WHAT THE TASK ASKS
Would you transcribe the whole listing exactly, minus its pictures?

>> Start RECORDS FOR THE EXERCISE

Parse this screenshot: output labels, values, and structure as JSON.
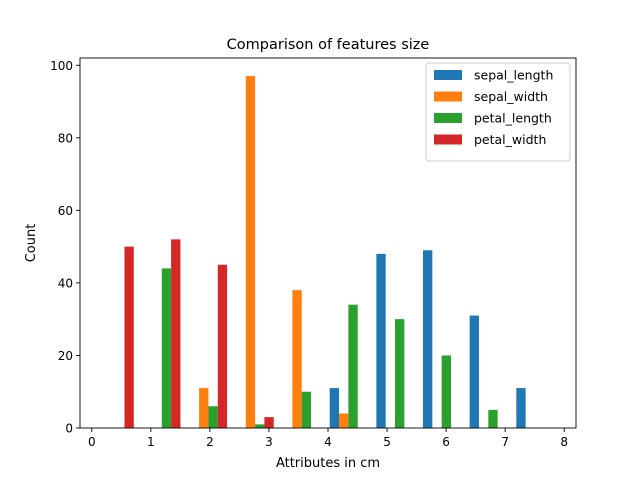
{
  "chart_data": {
    "type": "bar",
    "title": "Comparison of features size",
    "xlabel": "Attributes in cm",
    "ylabel": "Count",
    "xlim": [
      -0.2,
      8.2
    ],
    "ylim": [
      0,
      102
    ],
    "xticks": [
      0,
      1,
      2,
      3,
      4,
      5,
      6,
      7,
      8
    ],
    "yticks": [
      0,
      20,
      40,
      60,
      80,
      100
    ],
    "bin_edges": [
      0,
      0.79,
      1.58,
      2.37,
      3.16,
      3.95,
      4.74,
      5.53,
      6.32,
      7.11,
      7.9
    ],
    "legend_position": "upper right",
    "series": [
      {
        "name": "sepal_length",
        "color": "#1f77b4",
        "values": [
          0,
          0,
          0,
          0,
          0,
          11,
          48,
          49,
          31,
          11
        ]
      },
      {
        "name": "sepal_width",
        "color": "#ff7f0e",
        "values": [
          0,
          0,
          11,
          97,
          38,
          4,
          0,
          0,
          0,
          0
        ]
      },
      {
        "name": "petal_length",
        "color": "#2ca02c",
        "values": [
          0,
          44,
          6,
          1,
          10,
          34,
          30,
          20,
          5,
          0
        ]
      },
      {
        "name": "petal_width",
        "color": "#d62728",
        "values": [
          50,
          52,
          45,
          3,
          0,
          0,
          0,
          0,
          0,
          0
        ]
      }
    ]
  }
}
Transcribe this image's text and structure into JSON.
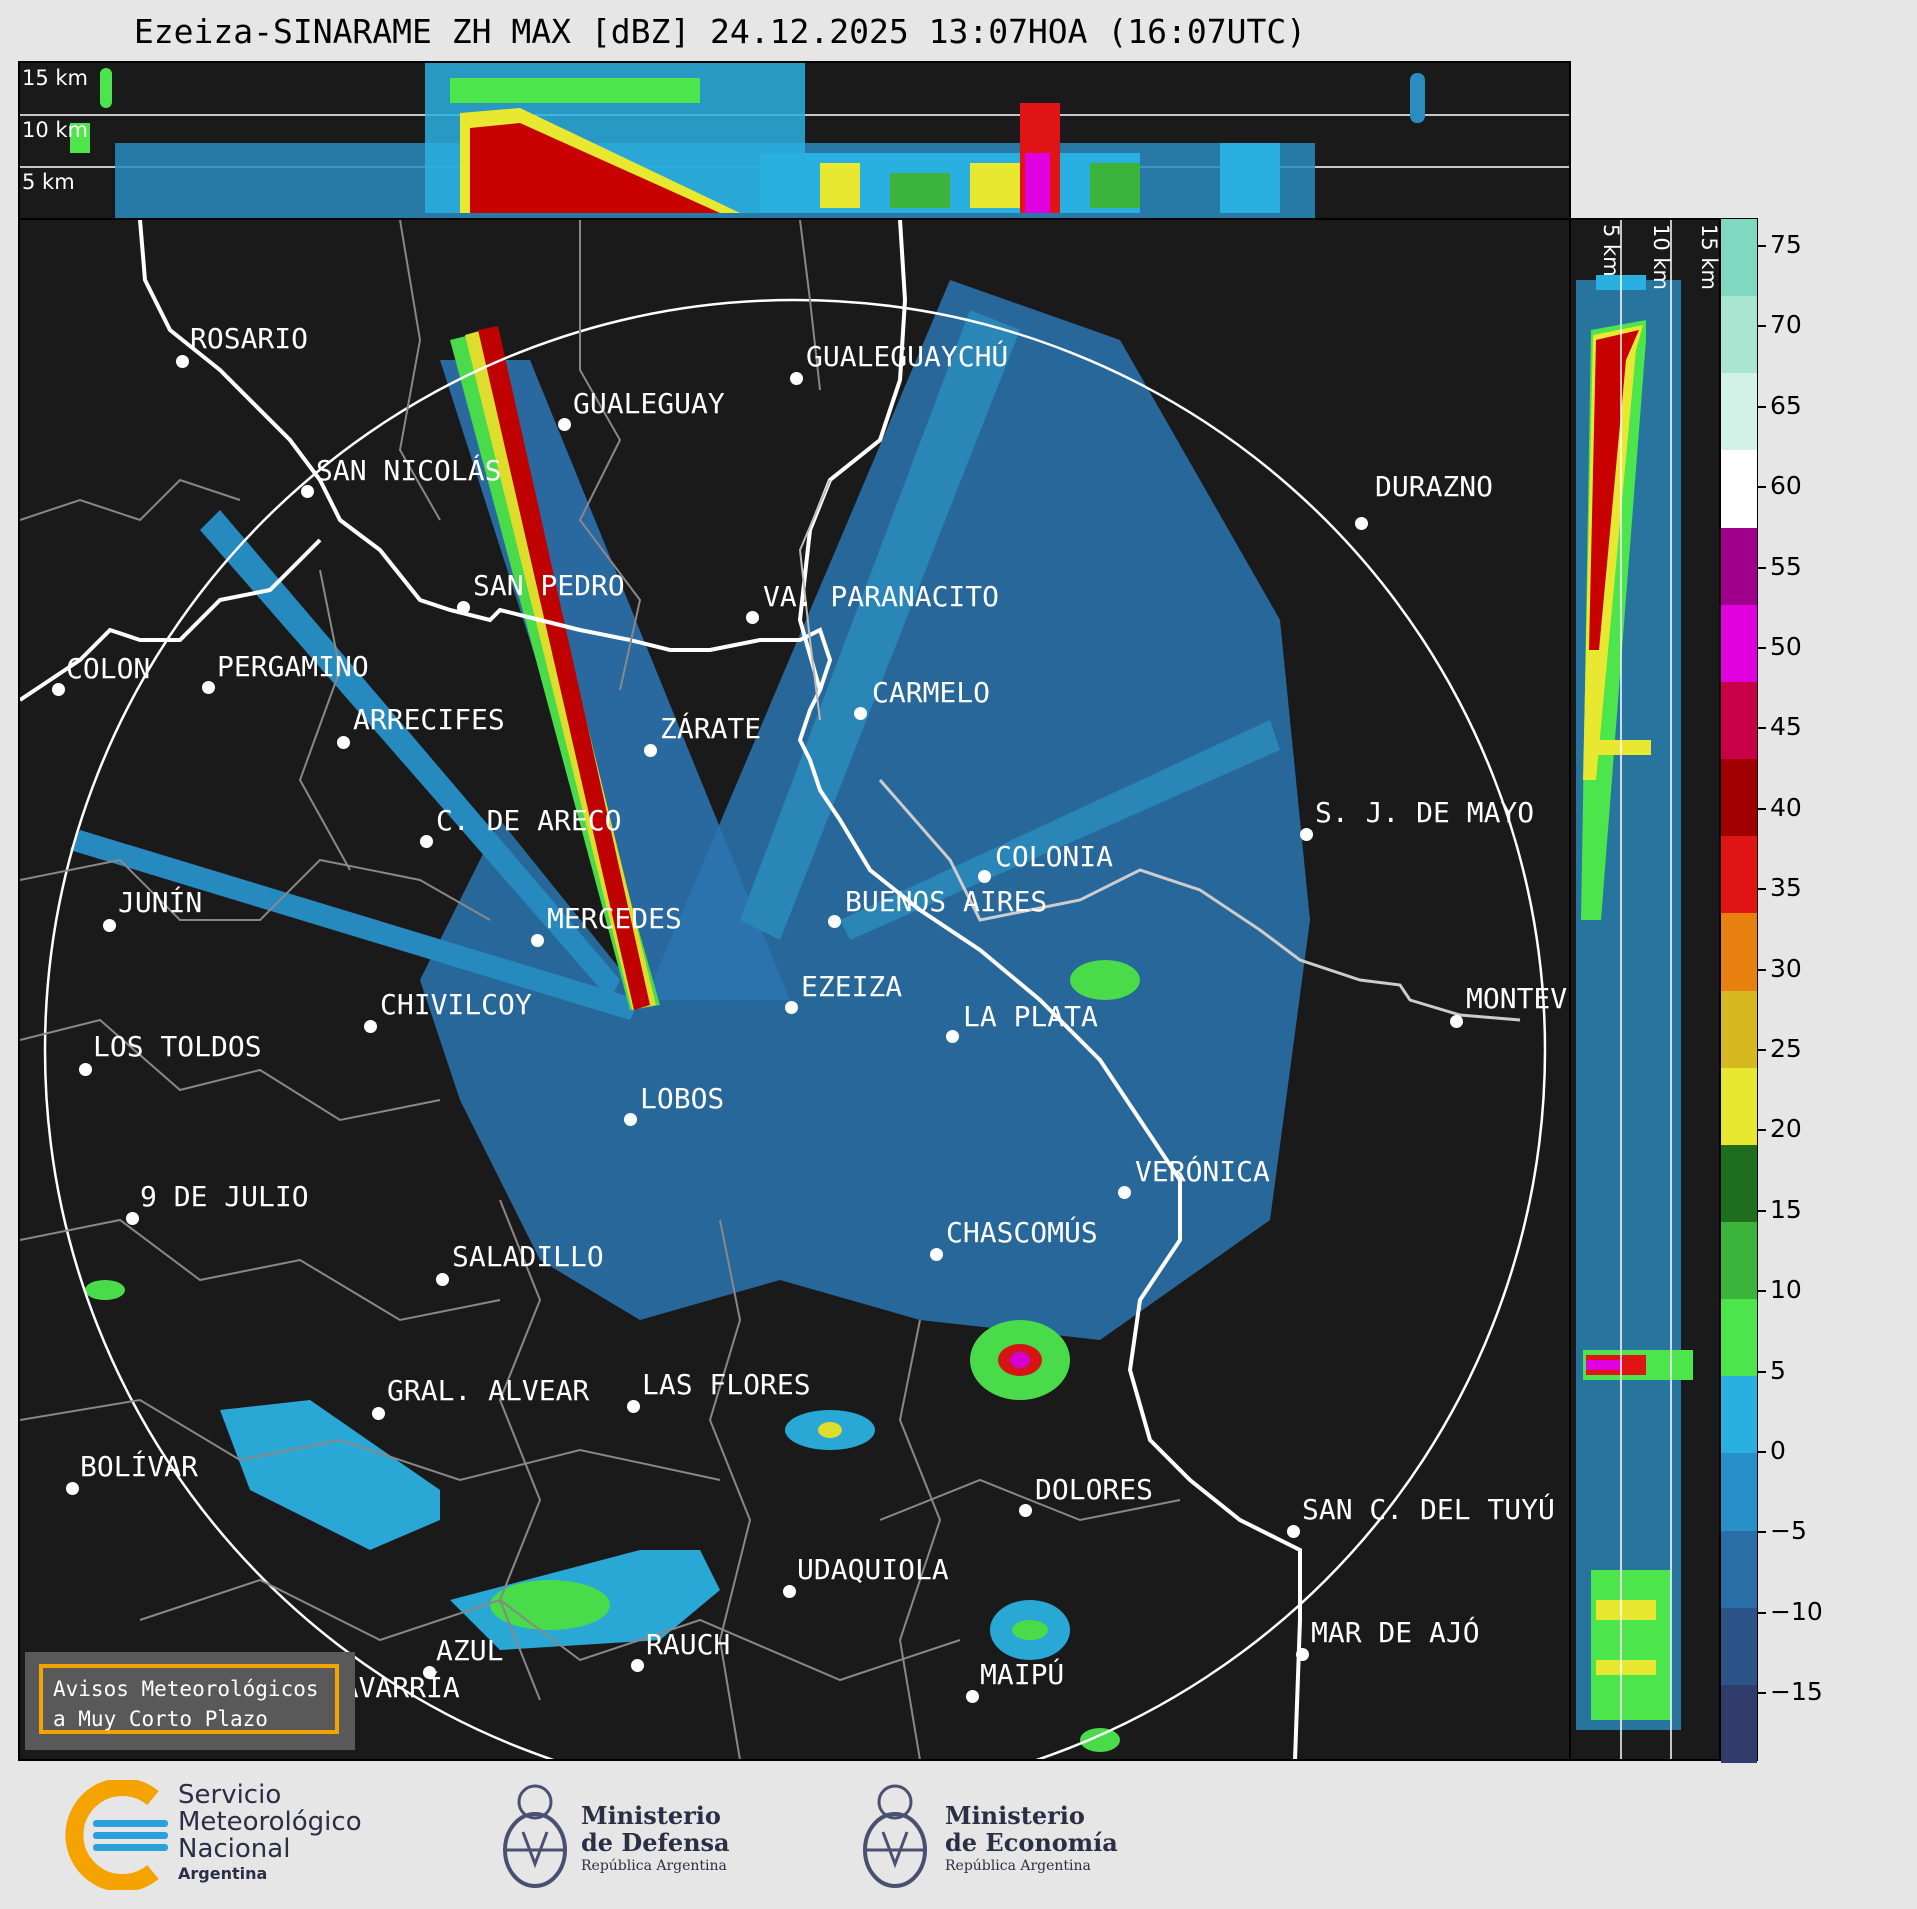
{
  "title": "Ezeiza-SINARAME ZH MAX [dBZ] 24.12.2025 13:07HOA (16:07UTC)",
  "height_labels_top": [
    "15 km",
    "10 km",
    "5 km"
  ],
  "height_labels_side": [
    "5 km",
    "10 km",
    "15 km"
  ],
  "cities": [
    {
      "name": "ROSARIO"
    },
    {
      "name": "GUALEGUAYCHÚ"
    },
    {
      "name": "GUALEGUAY"
    },
    {
      "name": "SAN NICOLÁS"
    },
    {
      "name": "DURAZNO"
    },
    {
      "name": "SAN PEDRO"
    },
    {
      "name": "VA. PARANACITO"
    },
    {
      "name": "COLON"
    },
    {
      "name": "PERGAMINO"
    },
    {
      "name": "CARMELO"
    },
    {
      "name": "ARRECIFES"
    },
    {
      "name": "ZÁRATE"
    },
    {
      "name": "S. J. DE MAYO"
    },
    {
      "name": "C. DE ARECO"
    },
    {
      "name": "COLONIA"
    },
    {
      "name": "JUNÍN"
    },
    {
      "name": "BUENOS AIRES"
    },
    {
      "name": "MERCEDES"
    },
    {
      "name": "MONTEV"
    },
    {
      "name": "EZEIZA"
    },
    {
      "name": "CHIVILCOY"
    },
    {
      "name": "LA PLATA"
    },
    {
      "name": "LOS TOLDOS"
    },
    {
      "name": "LOBOS"
    },
    {
      "name": "VERÓNICA"
    },
    {
      "name": "9 DE JULIO"
    },
    {
      "name": "CHASCOMÚS"
    },
    {
      "name": "SALADILLO"
    },
    {
      "name": "GRAL. ALVEAR"
    },
    {
      "name": "LAS FLORES"
    },
    {
      "name": "BOLÍVAR"
    },
    {
      "name": "DOLORES"
    },
    {
      "name": "SAN C. DEL TUYÚ"
    },
    {
      "name": "UDAQUIOLA"
    },
    {
      "name": "AZUL"
    },
    {
      "name": "RAUCH"
    },
    {
      "name": "MAR DE AJÓ"
    },
    {
      "name": "OLAVARRÍA"
    },
    {
      "name": "MAIPÚ"
    }
  ],
  "colorbar": {
    "unit": "dBZ",
    "ticks": [
      "75",
      "70",
      "65",
      "60",
      "55",
      "50",
      "45",
      "40",
      "35",
      "30",
      "25",
      "20",
      "15",
      "10",
      "5",
      "0",
      "−5",
      "−10",
      "−15"
    ],
    "colors": [
      "#7fd8c0",
      "#a8e6d2",
      "#d2f2e8",
      "#ffffff",
      "#a0008c",
      "#e000e0",
      "#c80046",
      "#a00000",
      "#e01414",
      "#e88010",
      "#d8b820",
      "#e8e830",
      "#1e6e1e",
      "#3cb43c",
      "#4ce64c",
      "#2ab0e0",
      "#2890c8",
      "#2a6ea8",
      "#2c5488",
      "#303c6c"
    ]
  },
  "notice": {
    "line1": "Avisos Meteorológicos",
    "line2": "a Muy Corto Plazo"
  },
  "logos": {
    "smn": {
      "line1": "Servicio",
      "line2": "Meteorológico",
      "line3": "Nacional",
      "line4": "Argentina"
    },
    "defensa": {
      "line1": "Ministerio",
      "line2": "de Defensa",
      "line3": "República Argentina"
    },
    "economia": {
      "line1": "Ministerio",
      "line2": "de Economía",
      "line3": "República Argentina"
    }
  }
}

>> End RECORDS FOR THE EXERCISE

SOLUTION TO THIS PROBLEM
Parse this screenshot: output labels, values, and structure as JSON.
{
  "chart_data": {
    "type": "bar",
    "title": "Comparison of features size",
    "xlabel": "Attributes in cm",
    "ylabel": "Count",
    "xlim": [
      -0.2,
      8.2
    ],
    "ylim": [
      0,
      102
    ],
    "xticks": [
      0,
      1,
      2,
      3,
      4,
      5,
      6,
      7,
      8
    ],
    "yticks": [
      0,
      20,
      40,
      60,
      80,
      100
    ],
    "bin_edges": [
      0,
      0.79,
      1.58,
      2.37,
      3.16,
      3.95,
      4.74,
      5.53,
      6.32,
      7.11,
      7.9
    ],
    "legend_position": "upper right",
    "series": [
      {
        "name": "sepal_length",
        "color": "#1f77b4",
        "values": [
          0,
          0,
          0,
          0,
          0,
          11,
          48,
          49,
          31,
          11
        ]
      },
      {
        "name": "sepal_width",
        "color": "#ff7f0e",
        "values": [
          0,
          0,
          11,
          97,
          38,
          4,
          0,
          0,
          0,
          0
        ]
      },
      {
        "name": "petal_length",
        "color": "#2ca02c",
        "values": [
          0,
          44,
          6,
          1,
          10,
          34,
          30,
          20,
          5,
          0
        ]
      },
      {
        "name": "petal_width",
        "color": "#d62728",
        "values": [
          50,
          52,
          45,
          3,
          0,
          0,
          0,
          0,
          0,
          0
        ]
      }
    ]
  }
}
Transcribe this image's text and structure into JSON.
{
  "title": "Ezeiza-SINARAME ZH MAX [dBZ] 24.12.2025 13:07HOA (16:07UTC)",
  "height_labels_top": [
    "15 km",
    "10 km",
    "5 km"
  ],
  "height_labels_side": [
    "5 km",
    "10 km",
    "15 km"
  ],
  "cities": [
    {
      "name": "ROSARIO"
    },
    {
      "name": "GUALEGUAYCHÚ"
    },
    {
      "name": "GUALEGUAY"
    },
    {
      "name": "SAN NICOLÁS"
    },
    {
      "name": "DURAZNO"
    },
    {
      "name": "SAN PEDRO"
    },
    {
      "name": "VA. PARANACITO"
    },
    {
      "name": "COLON"
    },
    {
      "name": "PERGAMINO"
    },
    {
      "name": "CARMELO"
    },
    {
      "name": "ARRECIFES"
    },
    {
      "name": "ZÁRATE"
    },
    {
      "name": "S. J. DE MAYO"
    },
    {
      "name": "C. DE ARECO"
    },
    {
      "name": "COLONIA"
    },
    {
      "name": "JUNÍN"
    },
    {
      "name": "BUENOS AIRES"
    },
    {
      "name": "MERCEDES"
    },
    {
      "name": "MONTEV"
    },
    {
      "name": "EZEIZA"
    },
    {
      "name": "CHIVILCOY"
    },
    {
      "name": "LA PLATA"
    },
    {
      "name": "LOS TOLDOS"
    },
    {
      "name": "LOBOS"
    },
    {
      "name": "VERÓNICA"
    },
    {
      "name": "9 DE JULIO"
    },
    {
      "name": "CHASCOMÚS"
    },
    {
      "name": "SALADILLO"
    },
    {
      "name": "GRAL. ALVEAR"
    },
    {
      "name": "LAS FLORES"
    },
    {
      "name": "BOLÍVAR"
    },
    {
      "name": "DOLORES"
    },
    {
      "name": "SAN C. DEL TUYÚ"
    },
    {
      "name": "UDAQUIOLA"
    },
    {
      "name": "AZUL"
    },
    {
      "name": "RAUCH"
    },
    {
      "name": "MAR DE AJÓ"
    },
    {
      "name": "OLAVARRÍA"
    },
    {
      "name": "MAIPÚ"
    }
  ],
  "colorbar": {
    "unit": "dBZ",
    "ticks": [
      "75",
      "70",
      "65",
      "60",
      "55",
      "50",
      "45",
      "40",
      "35",
      "30",
      "25",
      "20",
      "15",
      "10",
      "5",
      "0",
      "−5",
      "−10",
      "−15"
    ],
    "colors": [
      "#7fd8c0",
      "#a8e6d2",
      "#d2f2e8",
      "#ffffff",
      "#a0008c",
      "#e000e0",
      "#c80046",
      "#a00000",
      "#e01414",
      "#e88010",
      "#d8b820",
      "#e8e830",
      "#1e6e1e",
      "#3cb43c",
      "#4ce64c",
      "#2ab0e0",
      "#2890c8",
      "#2a6ea8",
      "#2c5488",
      "#303c6c"
    ]
  },
  "notice": {
    "line1": "Avisos Meteorológicos",
    "line2": "a Muy Corto Plazo"
  },
  "logos": {
    "smn": {
      "line1": "Servicio",
      "line2": "Meteorológico",
      "line3": "Nacional",
      "line4": "Argentina"
    },
    "defensa": {
      "line1": "Ministerio",
      "line2": "de Defensa",
      "line3": "República Argentina"
    },
    "economia": {
      "line1": "Ministerio",
      "line2": "de Economía",
      "line3": "República Argentina"
    }
  }
}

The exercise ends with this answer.